### Objective
Identify the lines that contain the string "factors" and copy all of them.

### Data to process
▽

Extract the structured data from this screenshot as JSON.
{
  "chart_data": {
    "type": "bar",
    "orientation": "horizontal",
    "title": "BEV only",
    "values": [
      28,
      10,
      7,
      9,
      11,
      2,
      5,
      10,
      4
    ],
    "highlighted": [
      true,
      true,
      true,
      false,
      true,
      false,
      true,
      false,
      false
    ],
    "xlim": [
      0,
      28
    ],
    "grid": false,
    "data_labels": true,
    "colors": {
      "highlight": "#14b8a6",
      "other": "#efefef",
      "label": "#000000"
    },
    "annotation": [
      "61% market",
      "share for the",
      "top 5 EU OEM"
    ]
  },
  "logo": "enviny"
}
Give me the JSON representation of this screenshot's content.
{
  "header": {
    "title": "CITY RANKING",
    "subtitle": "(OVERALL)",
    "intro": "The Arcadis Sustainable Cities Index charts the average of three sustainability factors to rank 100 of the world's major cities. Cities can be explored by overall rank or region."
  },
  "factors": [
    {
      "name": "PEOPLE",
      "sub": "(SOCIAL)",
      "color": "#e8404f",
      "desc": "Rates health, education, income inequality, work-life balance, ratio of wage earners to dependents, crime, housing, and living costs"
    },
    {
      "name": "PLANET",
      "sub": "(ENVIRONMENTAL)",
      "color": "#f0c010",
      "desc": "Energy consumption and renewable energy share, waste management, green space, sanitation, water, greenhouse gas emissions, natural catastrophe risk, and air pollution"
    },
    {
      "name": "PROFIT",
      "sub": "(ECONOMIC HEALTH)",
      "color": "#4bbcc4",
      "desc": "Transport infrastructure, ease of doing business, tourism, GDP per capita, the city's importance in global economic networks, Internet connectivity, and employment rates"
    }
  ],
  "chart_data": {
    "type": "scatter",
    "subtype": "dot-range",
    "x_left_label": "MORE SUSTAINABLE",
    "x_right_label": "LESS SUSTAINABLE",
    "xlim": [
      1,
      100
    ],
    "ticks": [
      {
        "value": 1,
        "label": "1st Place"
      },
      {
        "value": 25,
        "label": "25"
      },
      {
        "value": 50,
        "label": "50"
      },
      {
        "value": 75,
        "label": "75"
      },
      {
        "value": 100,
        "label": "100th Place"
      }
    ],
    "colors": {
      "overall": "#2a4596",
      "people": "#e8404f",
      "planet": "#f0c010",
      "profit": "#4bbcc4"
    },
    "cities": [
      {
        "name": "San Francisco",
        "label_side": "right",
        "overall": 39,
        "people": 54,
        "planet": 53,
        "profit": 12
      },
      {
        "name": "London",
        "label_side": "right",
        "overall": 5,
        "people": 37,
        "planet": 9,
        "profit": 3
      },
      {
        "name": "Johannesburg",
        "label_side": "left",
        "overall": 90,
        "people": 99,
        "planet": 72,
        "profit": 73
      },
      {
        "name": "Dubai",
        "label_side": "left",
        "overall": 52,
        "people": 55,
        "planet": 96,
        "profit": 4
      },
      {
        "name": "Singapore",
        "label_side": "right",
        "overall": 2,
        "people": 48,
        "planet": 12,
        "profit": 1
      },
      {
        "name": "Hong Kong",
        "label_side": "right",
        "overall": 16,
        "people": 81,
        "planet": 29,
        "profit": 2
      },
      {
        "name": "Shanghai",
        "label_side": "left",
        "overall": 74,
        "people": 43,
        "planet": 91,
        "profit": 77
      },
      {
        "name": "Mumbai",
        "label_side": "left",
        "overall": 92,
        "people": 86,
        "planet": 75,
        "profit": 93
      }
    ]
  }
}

△

### Full output
    "intro": "The Arcadis Sustainable Cities Index charts the average of three sustainability factors to rank 100 of the world's major cities. Cities can be explored by overall rank or region."
  "factors": [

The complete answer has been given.